Requirement: Copy the entries below exactly. Images do not belong in the copy.

Figure collection entries
_ _ _
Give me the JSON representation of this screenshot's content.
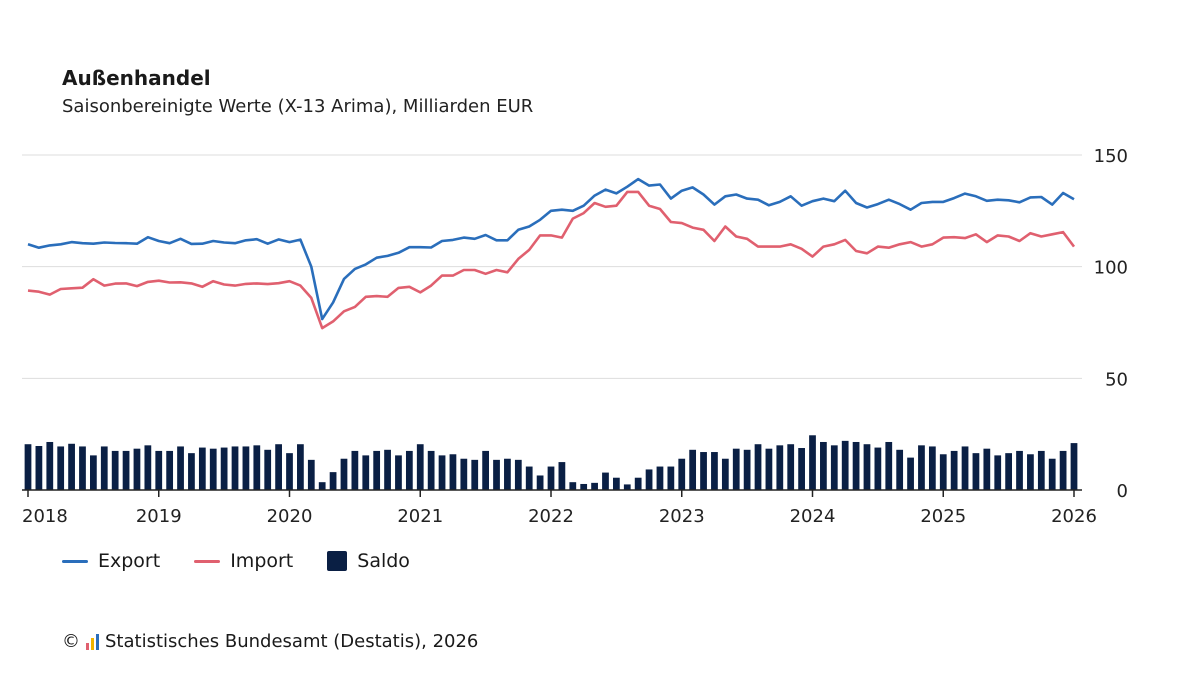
{
  "title": "Außenhandel",
  "subtitle": "Saisonbereinigte Werte (X-13 Arima), Milliarden EUR",
  "legend": {
    "export": "Export",
    "import": "Import",
    "saldo": "Saldo"
  },
  "footer": {
    "copyright": "©",
    "text": "Statistisches Bundesamt (Destatis), 2026"
  },
  "colors": {
    "export": "#2a6ebb",
    "import": "#e0606f",
    "saldo": "#0a1f44",
    "grid": "#dddddd",
    "axis": "#222222",
    "logo": [
      "#e0606f",
      "#f0b400",
      "#2a6ebb"
    ]
  },
  "chart_data": {
    "type": "line+bar",
    "title": "Außenhandel",
    "subtitle": "Saisonbereinigte Werte (X-13 Arima), Milliarden EUR",
    "x_start": "2018-01",
    "x_end": "2026-01",
    "x_ticks": [
      "2018",
      "2019",
      "2020",
      "2021",
      "2022",
      "2023",
      "2024",
      "2025",
      "2026"
    ],
    "y_ticks": [
      0,
      50,
      100,
      150
    ],
    "ylim": [
      0,
      150
    ],
    "grid": true,
    "y_axis_side": "right",
    "legend_position": "bottom-left",
    "series": [
      {
        "name": "Export",
        "type": "line",
        "values": [
          110,
          108.5,
          109.5,
          110,
          111,
          110.5,
          110.3,
          110.8,
          110.6,
          110.5,
          110.3,
          113.2,
          111.5,
          110.5,
          112.5,
          110.2,
          110.3,
          111.5,
          110.8,
          110.5,
          111.8,
          112.3,
          110.3,
          112.2,
          111,
          112.1,
          100,
          76.5,
          84,
          94.5,
          99,
          101,
          104,
          104.8,
          106.2,
          108.7,
          108.7,
          108.6,
          111.5,
          112,
          113,
          112.5,
          114.2,
          111.8,
          111.8,
          116.5,
          118,
          121,
          125,
          125.5,
          125,
          127.3,
          131.8,
          134.5,
          132.8,
          135.8,
          139.2,
          136.3,
          136.8,
          130.5,
          134,
          135.5,
          132.3,
          127.8,
          131.5,
          132.3,
          130.5,
          130,
          127.5,
          129,
          131.5,
          127.3,
          129.3,
          130.5,
          129.3,
          134,
          128.5,
          126.5,
          128,
          130,
          128,
          125.5,
          128.5,
          129,
          129,
          130.7,
          132.7,
          131.5,
          129.5,
          130,
          129.7,
          128.8,
          131,
          131.2,
          127.8,
          133,
          130.2
        ]
      },
      {
        "name": "Import",
        "type": "line",
        "values": [
          89.3,
          88.8,
          87.5,
          90,
          90.3,
          90.6,
          94.4,
          91.5,
          92.4,
          92.5,
          91.3,
          93.2,
          93.7,
          92.9,
          93,
          92.5,
          91,
          93.5,
          92,
          91.5,
          92.3,
          92.5,
          92.2,
          92.6,
          93.5,
          91.5,
          86,
          72.5,
          75.5,
          80,
          82,
          86.5,
          86.8,
          86.5,
          90.5,
          91,
          88.5,
          91.5,
          96,
          96,
          98.5,
          98.5,
          96.8,
          98.5,
          97.5,
          103.5,
          107.5,
          114,
          114,
          113,
          121.5,
          124,
          128.5,
          126.8,
          127.3,
          133.5,
          133.5,
          127.3,
          125.8,
          120,
          119.5,
          117.5,
          116.5,
          111.5,
          118,
          113.5,
          112.5,
          109,
          109,
          109,
          110,
          108,
          104.5,
          109,
          110,
          112,
          107,
          106,
          109,
          108.5,
          110,
          111,
          109,
          110,
          113,
          113.2,
          112.8,
          114.5,
          111,
          114,
          113.5,
          111.5,
          115,
          113.5,
          114.5,
          115.5,
          109
        ]
      },
      {
        "name": "Saldo",
        "type": "bar",
        "values": [
          20.5,
          19.7,
          21.5,
          19.5,
          20.7,
          19.5,
          15.5,
          19.5,
          17.5,
          17.5,
          18.5,
          20,
          17.5,
          17.5,
          19.5,
          16.5,
          19,
          18.5,
          19,
          19.5,
          19.5,
          20,
          18,
          20.5,
          16.5,
          20.5,
          13.5,
          3.5,
          8,
          14,
          17.5,
          15.5,
          17.5,
          18,
          15.5,
          17.5,
          20.5,
          17.5,
          15.5,
          16,
          14,
          13.5,
          17.5,
          13.5,
          14,
          13.5,
          10.5,
          6.5,
          10.5,
          12.5,
          3.5,
          2.7,
          3.2,
          7.8,
          5.5,
          2.5,
          5.5,
          9.2,
          10.5,
          10.5,
          14,
          18,
          17,
          17,
          14,
          18.5,
          18,
          20.5,
          18.5,
          20,
          20.5,
          18.8,
          24.5,
          21.5,
          20,
          22,
          21.5,
          20.5,
          19,
          21.5,
          18,
          14.5,
          20,
          19.5,
          16,
          17.5,
          19.5,
          16.5,
          18.5,
          15.5,
          16.5,
          17.5,
          16,
          17.5,
          14,
          17.5,
          21
        ]
      }
    ]
  }
}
_ _ _
Expected answer:
Give me the JSON representation of this screenshot's content.
{
  "title": "Außenhandel",
  "subtitle": "Saisonbereinigte Werte (X-13 Arima), Milliarden EUR",
  "legend": {
    "export": "Export",
    "import": "Import",
    "saldo": "Saldo"
  },
  "footer": {
    "copyright": "©",
    "text": "Statistisches Bundesamt (Destatis), 2026"
  },
  "colors": {
    "export": "#2a6ebb",
    "import": "#e0606f",
    "saldo": "#0a1f44",
    "grid": "#dddddd",
    "axis": "#222222",
    "logo": [
      "#e0606f",
      "#f0b400",
      "#2a6ebb"
    ]
  },
  "chart_data": {
    "type": "line+bar",
    "title": "Außenhandel",
    "subtitle": "Saisonbereinigte Werte (X-13 Arima), Milliarden EUR",
    "x_start": "2018-01",
    "x_end": "2026-01",
    "x_ticks": [
      "2018",
      "2019",
      "2020",
      "2021",
      "2022",
      "2023",
      "2024",
      "2025",
      "2026"
    ],
    "y_ticks": [
      0,
      50,
      100,
      150
    ],
    "ylim": [
      0,
      150
    ],
    "grid": true,
    "y_axis_side": "right",
    "legend_position": "bottom-left",
    "series": [
      {
        "name": "Export",
        "type": "line",
        "values": [
          110,
          108.5,
          109.5,
          110,
          111,
          110.5,
          110.3,
          110.8,
          110.6,
          110.5,
          110.3,
          113.2,
          111.5,
          110.5,
          112.5,
          110.2,
          110.3,
          111.5,
          110.8,
          110.5,
          111.8,
          112.3,
          110.3,
          112.2,
          111,
          112.1,
          100,
          76.5,
          84,
          94.5,
          99,
          101,
          104,
          104.8,
          106.2,
          108.7,
          108.7,
          108.6,
          111.5,
          112,
          113,
          112.5,
          114.2,
          111.8,
          111.8,
          116.5,
          118,
          121,
          125,
          125.5,
          125,
          127.3,
          131.8,
          134.5,
          132.8,
          135.8,
          139.2,
          136.3,
          136.8,
          130.5,
          134,
          135.5,
          132.3,
          127.8,
          131.5,
          132.3,
          130.5,
          130,
          127.5,
          129,
          131.5,
          127.3,
          129.3,
          130.5,
          129.3,
          134,
          128.5,
          126.5,
          128,
          130,
          128,
          125.5,
          128.5,
          129,
          129,
          130.7,
          132.7,
          131.5,
          129.5,
          130,
          129.7,
          128.8,
          131,
          131.2,
          127.8,
          133,
          130.2
        ]
      },
      {
        "name": "Import",
        "type": "line",
        "values": [
          89.3,
          88.8,
          87.5,
          90,
          90.3,
          90.6,
          94.4,
          91.5,
          92.4,
          92.5,
          91.3,
          93.2,
          93.7,
          92.9,
          93,
          92.5,
          91,
          93.5,
          92,
          91.5,
          92.3,
          92.5,
          92.2,
          92.6,
          93.5,
          91.5,
          86,
          72.5,
          75.5,
          80,
          82,
          86.5,
          86.8,
          86.5,
          90.5,
          91,
          88.5,
          91.5,
          96,
          96,
          98.5,
          98.5,
          96.8,
          98.5,
          97.5,
          103.5,
          107.5,
          114,
          114,
          113,
          121.5,
          124,
          128.5,
          126.8,
          127.3,
          133.5,
          133.5,
          127.3,
          125.8,
          120,
          119.5,
          117.5,
          116.5,
          111.5,
          118,
          113.5,
          112.5,
          109,
          109,
          109,
          110,
          108,
          104.5,
          109,
          110,
          112,
          107,
          106,
          109,
          108.5,
          110,
          111,
          109,
          110,
          113,
          113.2,
          112.8,
          114.5,
          111,
          114,
          113.5,
          111.5,
          115,
          113.5,
          114.5,
          115.5,
          109
        ]
      },
      {
        "name": "Saldo",
        "type": "bar",
        "values": [
          20.5,
          19.7,
          21.5,
          19.5,
          20.7,
          19.5,
          15.5,
          19.5,
          17.5,
          17.5,
          18.5,
          20,
          17.5,
          17.5,
          19.5,
          16.5,
          19,
          18.5,
          19,
          19.5,
          19.5,
          20,
          18,
          20.5,
          16.5,
          20.5,
          13.5,
          3.5,
          8,
          14,
          17.5,
          15.5,
          17.5,
          18,
          15.5,
          17.5,
          20.5,
          17.5,
          15.5,
          16,
          14,
          13.5,
          17.5,
          13.5,
          14,
          13.5,
          10.5,
          6.5,
          10.5,
          12.5,
          3.5,
          2.7,
          3.2,
          7.8,
          5.5,
          2.5,
          5.5,
          9.2,
          10.5,
          10.5,
          14,
          18,
          17,
          17,
          14,
          18.5,
          18,
          20.5,
          18.5,
          20,
          20.5,
          18.8,
          24.5,
          21.5,
          20,
          22,
          21.5,
          20.5,
          19,
          21.5,
          18,
          14.5,
          20,
          19.5,
          16,
          17.5,
          19.5,
          16.5,
          18.5,
          15.5,
          16.5,
          17.5,
          16,
          17.5,
          14,
          17.5,
          21
        ]
      }
    ]
  }
}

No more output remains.